- Stated task
Collect each line holding the string "values".
BEGIN Dataset excerpts
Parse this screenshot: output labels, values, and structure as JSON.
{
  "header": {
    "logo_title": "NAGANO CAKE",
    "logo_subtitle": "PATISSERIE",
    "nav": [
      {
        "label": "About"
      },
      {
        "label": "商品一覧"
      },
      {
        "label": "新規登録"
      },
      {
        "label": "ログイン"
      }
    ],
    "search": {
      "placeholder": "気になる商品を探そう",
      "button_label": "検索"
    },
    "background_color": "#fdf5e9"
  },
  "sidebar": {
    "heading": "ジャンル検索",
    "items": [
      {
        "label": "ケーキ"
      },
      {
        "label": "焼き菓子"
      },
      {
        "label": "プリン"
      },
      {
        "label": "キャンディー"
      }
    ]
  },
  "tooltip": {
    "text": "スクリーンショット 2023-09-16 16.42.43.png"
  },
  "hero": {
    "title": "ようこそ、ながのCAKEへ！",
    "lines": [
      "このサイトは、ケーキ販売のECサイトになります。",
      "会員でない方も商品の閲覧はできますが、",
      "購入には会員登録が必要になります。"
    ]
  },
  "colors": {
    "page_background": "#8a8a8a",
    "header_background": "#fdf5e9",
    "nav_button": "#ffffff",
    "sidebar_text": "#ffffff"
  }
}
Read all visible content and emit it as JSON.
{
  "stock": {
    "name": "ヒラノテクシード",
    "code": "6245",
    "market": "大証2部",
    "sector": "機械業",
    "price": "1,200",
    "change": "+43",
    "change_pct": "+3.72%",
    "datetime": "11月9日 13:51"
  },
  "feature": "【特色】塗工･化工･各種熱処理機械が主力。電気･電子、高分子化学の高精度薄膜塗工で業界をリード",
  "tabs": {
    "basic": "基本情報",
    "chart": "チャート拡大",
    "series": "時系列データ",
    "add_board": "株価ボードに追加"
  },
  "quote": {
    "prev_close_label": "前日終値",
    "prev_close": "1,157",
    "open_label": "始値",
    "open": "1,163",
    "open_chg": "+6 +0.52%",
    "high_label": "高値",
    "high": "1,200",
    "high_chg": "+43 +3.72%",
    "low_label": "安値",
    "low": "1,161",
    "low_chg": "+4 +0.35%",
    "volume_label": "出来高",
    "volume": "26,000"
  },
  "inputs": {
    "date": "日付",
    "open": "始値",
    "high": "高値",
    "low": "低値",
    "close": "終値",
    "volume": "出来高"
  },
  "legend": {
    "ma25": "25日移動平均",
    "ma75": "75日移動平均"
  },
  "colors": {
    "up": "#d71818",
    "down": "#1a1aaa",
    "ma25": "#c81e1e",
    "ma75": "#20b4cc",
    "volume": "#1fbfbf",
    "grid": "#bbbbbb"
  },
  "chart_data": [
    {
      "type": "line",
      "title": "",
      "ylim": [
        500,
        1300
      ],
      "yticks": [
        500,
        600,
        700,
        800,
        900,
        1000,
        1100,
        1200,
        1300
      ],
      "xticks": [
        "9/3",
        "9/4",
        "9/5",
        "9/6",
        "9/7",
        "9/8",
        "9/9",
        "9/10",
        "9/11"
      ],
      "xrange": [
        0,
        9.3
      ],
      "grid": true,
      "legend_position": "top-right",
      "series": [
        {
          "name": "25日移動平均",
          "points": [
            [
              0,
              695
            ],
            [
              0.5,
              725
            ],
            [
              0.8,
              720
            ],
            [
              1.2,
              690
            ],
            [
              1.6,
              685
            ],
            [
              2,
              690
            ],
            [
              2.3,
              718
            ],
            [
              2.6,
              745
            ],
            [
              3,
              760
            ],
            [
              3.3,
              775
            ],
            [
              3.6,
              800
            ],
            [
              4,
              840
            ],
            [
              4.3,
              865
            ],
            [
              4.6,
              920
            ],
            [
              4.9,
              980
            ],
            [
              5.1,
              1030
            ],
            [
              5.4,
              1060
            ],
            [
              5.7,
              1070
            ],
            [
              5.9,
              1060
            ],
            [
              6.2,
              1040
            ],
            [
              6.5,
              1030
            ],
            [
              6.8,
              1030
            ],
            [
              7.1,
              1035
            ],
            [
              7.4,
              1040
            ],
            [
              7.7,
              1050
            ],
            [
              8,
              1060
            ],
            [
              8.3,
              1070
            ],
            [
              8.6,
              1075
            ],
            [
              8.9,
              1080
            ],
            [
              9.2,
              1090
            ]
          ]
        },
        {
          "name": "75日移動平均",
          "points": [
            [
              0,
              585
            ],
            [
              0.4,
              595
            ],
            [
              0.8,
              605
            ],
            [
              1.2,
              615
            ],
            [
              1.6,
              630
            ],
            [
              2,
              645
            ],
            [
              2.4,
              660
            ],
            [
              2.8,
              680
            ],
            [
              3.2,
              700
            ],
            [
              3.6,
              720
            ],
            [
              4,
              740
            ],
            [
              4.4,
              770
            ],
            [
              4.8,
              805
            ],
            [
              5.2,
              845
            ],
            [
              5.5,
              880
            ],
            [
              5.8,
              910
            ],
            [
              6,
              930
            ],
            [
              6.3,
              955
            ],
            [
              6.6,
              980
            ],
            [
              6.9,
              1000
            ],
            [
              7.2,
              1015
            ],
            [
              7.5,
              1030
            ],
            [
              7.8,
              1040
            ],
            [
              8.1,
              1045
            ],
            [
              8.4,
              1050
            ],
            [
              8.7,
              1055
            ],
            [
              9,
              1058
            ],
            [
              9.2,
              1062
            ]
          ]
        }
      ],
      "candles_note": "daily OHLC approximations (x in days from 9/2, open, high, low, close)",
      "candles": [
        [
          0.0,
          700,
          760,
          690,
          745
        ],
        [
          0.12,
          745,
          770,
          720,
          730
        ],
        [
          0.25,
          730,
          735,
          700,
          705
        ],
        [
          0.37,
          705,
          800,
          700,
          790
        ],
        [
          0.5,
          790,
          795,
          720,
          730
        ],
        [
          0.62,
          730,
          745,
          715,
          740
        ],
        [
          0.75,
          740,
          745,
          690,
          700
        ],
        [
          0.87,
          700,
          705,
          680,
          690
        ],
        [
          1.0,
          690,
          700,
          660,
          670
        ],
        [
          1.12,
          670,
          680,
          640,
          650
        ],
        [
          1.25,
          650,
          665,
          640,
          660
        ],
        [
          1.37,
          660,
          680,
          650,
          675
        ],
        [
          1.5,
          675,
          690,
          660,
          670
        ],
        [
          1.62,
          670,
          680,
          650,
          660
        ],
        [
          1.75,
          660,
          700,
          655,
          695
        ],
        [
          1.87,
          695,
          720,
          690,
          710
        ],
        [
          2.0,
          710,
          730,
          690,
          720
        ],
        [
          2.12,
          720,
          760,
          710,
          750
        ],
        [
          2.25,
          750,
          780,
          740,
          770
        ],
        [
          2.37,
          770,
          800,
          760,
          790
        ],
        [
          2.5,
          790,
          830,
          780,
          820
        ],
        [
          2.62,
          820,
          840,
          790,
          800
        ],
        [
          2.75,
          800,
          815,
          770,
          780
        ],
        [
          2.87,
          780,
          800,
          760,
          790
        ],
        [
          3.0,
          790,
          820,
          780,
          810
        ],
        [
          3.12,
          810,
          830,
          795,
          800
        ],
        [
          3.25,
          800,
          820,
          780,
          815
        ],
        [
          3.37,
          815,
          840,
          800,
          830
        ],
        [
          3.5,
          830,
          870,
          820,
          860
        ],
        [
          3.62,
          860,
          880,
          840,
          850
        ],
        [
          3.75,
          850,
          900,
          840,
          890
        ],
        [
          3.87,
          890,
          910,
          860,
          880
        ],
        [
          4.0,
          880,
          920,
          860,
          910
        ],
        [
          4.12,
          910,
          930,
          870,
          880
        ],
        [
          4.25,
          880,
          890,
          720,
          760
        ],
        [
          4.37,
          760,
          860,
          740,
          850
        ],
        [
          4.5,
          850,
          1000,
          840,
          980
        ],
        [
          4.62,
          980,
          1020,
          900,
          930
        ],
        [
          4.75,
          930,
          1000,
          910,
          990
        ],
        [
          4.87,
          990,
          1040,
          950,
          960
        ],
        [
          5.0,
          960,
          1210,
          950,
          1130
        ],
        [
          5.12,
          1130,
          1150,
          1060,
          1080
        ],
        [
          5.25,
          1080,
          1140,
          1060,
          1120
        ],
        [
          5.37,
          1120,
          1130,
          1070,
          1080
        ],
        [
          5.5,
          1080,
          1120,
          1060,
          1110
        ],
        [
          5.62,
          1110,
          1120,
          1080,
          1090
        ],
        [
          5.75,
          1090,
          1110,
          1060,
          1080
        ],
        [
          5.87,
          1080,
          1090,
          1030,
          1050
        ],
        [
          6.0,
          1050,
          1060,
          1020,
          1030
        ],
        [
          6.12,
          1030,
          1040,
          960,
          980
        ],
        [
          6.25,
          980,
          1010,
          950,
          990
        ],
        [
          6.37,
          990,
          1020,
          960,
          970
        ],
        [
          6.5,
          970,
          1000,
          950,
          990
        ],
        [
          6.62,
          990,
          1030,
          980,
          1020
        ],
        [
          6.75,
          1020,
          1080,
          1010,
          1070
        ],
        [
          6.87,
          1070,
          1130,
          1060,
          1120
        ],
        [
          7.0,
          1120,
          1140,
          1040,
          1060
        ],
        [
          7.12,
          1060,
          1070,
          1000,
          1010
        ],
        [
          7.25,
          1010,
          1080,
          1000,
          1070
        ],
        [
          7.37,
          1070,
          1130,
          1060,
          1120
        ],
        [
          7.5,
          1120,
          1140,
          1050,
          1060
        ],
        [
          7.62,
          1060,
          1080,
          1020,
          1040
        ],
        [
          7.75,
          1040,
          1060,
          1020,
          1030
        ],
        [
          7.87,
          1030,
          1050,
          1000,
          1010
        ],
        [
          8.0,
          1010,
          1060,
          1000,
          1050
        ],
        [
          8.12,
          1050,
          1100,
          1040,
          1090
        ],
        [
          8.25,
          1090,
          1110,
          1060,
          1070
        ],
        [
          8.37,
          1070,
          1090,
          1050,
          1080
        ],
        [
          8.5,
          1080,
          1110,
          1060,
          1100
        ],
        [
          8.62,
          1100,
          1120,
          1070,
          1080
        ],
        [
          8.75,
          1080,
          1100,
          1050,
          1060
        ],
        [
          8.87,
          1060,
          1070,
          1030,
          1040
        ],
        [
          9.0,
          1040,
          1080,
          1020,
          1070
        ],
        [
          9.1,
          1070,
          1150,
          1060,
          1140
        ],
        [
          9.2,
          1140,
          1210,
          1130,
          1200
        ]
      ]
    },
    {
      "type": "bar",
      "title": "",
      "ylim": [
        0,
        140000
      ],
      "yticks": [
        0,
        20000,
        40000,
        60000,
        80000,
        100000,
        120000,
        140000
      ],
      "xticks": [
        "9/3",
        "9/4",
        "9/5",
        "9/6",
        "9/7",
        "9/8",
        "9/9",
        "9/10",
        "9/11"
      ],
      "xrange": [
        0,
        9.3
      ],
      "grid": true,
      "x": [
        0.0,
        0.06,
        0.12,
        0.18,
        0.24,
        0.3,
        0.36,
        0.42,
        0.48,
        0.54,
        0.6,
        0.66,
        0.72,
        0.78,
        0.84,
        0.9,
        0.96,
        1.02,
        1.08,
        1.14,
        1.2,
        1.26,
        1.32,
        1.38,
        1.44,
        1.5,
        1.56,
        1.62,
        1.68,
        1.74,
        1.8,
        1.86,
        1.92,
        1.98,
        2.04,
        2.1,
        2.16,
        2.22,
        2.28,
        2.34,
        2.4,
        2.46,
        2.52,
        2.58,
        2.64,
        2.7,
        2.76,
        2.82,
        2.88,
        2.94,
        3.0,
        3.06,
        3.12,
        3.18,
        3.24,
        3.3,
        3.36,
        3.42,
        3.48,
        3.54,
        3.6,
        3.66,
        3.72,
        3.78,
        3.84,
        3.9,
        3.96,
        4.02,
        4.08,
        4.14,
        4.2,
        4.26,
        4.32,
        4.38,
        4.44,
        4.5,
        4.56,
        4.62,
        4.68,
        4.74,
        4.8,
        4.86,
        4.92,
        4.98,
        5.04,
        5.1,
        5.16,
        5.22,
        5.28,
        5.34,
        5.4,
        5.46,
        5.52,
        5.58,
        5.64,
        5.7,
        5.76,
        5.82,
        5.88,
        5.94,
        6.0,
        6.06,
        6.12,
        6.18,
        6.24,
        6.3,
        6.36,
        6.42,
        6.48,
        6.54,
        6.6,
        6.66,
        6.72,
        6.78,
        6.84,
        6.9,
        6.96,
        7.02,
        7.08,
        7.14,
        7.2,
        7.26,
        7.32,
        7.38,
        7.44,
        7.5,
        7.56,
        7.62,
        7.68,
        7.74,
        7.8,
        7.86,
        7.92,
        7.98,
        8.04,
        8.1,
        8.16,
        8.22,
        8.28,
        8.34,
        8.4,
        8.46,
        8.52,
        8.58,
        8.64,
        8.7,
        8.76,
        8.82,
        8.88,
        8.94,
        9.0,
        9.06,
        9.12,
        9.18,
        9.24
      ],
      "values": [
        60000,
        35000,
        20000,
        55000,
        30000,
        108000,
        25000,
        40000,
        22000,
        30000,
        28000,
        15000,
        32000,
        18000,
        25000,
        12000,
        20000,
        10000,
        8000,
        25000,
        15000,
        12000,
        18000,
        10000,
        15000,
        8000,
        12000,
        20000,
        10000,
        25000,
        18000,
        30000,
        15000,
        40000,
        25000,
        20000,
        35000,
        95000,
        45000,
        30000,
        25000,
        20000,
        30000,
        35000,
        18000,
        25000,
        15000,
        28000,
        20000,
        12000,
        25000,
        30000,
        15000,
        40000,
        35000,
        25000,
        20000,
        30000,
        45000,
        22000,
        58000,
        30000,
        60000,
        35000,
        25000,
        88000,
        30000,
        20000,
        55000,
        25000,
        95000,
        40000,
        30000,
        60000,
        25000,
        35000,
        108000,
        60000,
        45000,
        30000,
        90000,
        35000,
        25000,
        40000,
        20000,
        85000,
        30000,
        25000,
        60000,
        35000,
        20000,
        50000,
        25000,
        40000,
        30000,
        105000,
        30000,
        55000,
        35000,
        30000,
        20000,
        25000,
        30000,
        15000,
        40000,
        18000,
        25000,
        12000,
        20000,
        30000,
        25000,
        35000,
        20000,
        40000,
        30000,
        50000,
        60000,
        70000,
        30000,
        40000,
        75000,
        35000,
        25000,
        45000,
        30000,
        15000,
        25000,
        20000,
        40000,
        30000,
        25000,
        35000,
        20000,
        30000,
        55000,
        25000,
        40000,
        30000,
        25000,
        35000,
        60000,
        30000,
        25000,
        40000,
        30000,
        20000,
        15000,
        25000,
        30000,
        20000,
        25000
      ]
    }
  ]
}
END Dataset excerpts
- Exercise solution
Parse this screenshot: output labels, values, and structure as JSON.
      "values": [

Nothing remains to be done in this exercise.